--- START OF Text ---
# Day custom project



## gmoore6550 (Nov 17, 2014)

Hey. I have a custom project. Its built in a husky portable job box. In it, it has a yellow top optima battery, 750/1500w inverter, a radio. A 6x9 speaker, a Sony xpold sub 10" 1100w, a American bass 200.1 amp. And was wandering how to wire it up so that I can be able to charge the battery with out unwiring it.

In the pic the amp is not in, but it is now. 
Also was interested in putting a second battery in the system. 

Also trying to get a charge controller in there to charge it when the solar is available. 

The reason I built it was for power. When it goes out.


----------



## Bob Sanders (Nov 10, 2013)

gmoore6550 said:


> And was wandering how to wire it up so that I can be able to charge the battery with out unwiring it.


If you're talking about charging through a wall outlet then just permanently mount and wire a small charger in the box. No harm in leaving the charger permanently connected to the battery.

If you're talking about charging it on a car then I would simply mount welding cable connectors to the box and have welding cables run from your battery to the box.

Welding cable connectors:


----------



## gmoore6550 (Nov 17, 2014)
--- END OF Text ---
--- START OF Source excerpt ---
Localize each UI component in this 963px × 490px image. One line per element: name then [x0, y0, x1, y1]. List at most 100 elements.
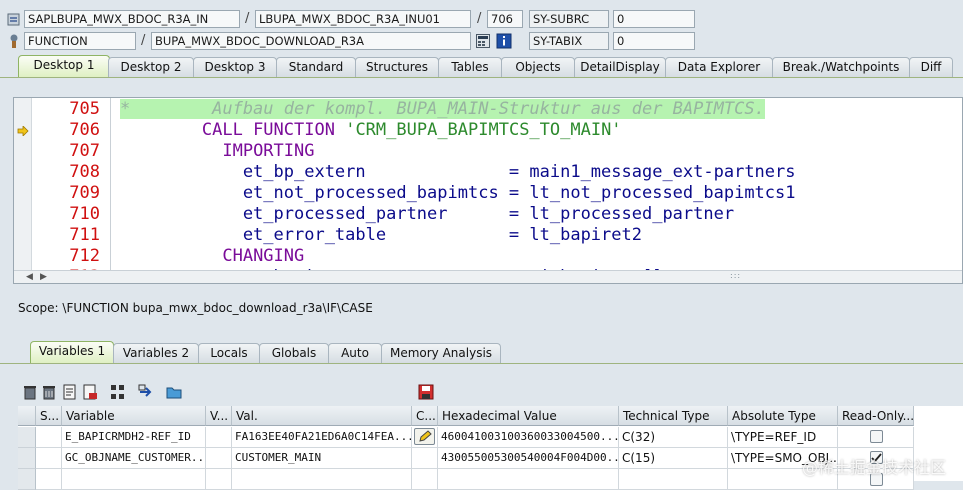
--- END OF Source excerpt ---
## Exercise task A
From the thread about the custom project, list each component that the first post says is inside the job box.
## Exercise task B
Please quote the part of the thread that opens with the words containing "# Day custom" and closes with "it goes out.".

## Reply A
- yellow top optima battery
- 750/1500w inverter
- a radio
- 6x9 speaker
- Sony xpold sub 10" 1100w
- American bass 200.1 amp

## Reply B
# Day custom project



## gmoore6550 (Nov 17, 2014)

Hey. I have a custom project. Its built in a husky portable job box. In it, it has a yellow top optima battery, 750/1500w inverter, a radio. A 6x9 speaker, a Sony xpold sub 10" 1100w, a American bass 200.1 amp. And was wandering how to wire it up so that I can be able to charge the battery with out unwiring it.

In the pic the amp is not in, but it is now. 
Also was interested in putting a second battery in the system. 

Also trying to get a charge controller in there to charge it when the solar is available. 

The reason I built it was for power. When it goes out.